Items from a figure collection
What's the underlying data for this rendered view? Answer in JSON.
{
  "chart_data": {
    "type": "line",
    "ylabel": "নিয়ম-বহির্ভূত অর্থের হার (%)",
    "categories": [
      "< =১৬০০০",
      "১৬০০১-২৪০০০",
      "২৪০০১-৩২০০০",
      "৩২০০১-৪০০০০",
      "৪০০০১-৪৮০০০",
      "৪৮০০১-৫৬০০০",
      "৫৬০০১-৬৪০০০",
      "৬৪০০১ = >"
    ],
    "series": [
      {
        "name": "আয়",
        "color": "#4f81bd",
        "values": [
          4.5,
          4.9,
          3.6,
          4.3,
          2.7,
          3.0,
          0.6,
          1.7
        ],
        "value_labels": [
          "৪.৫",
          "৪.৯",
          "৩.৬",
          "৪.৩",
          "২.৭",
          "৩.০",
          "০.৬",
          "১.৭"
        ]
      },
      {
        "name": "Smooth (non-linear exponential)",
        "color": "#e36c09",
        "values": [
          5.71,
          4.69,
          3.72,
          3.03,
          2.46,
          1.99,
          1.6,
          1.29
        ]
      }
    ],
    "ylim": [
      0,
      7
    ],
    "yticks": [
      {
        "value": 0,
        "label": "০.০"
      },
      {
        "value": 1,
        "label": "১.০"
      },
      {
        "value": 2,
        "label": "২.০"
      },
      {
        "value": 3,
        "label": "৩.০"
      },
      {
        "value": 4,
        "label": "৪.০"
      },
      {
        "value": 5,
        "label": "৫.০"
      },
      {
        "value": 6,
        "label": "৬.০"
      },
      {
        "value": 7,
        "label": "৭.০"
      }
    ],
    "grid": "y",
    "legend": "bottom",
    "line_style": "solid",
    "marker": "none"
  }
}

#### [REQUIREMENTS]
Only lines holding the string "name" are wanted; gather each one from the entries above.

#### [FULL ANSWER]
        "name": "আয়",
        "name": "Smooth (non-linear exponential)",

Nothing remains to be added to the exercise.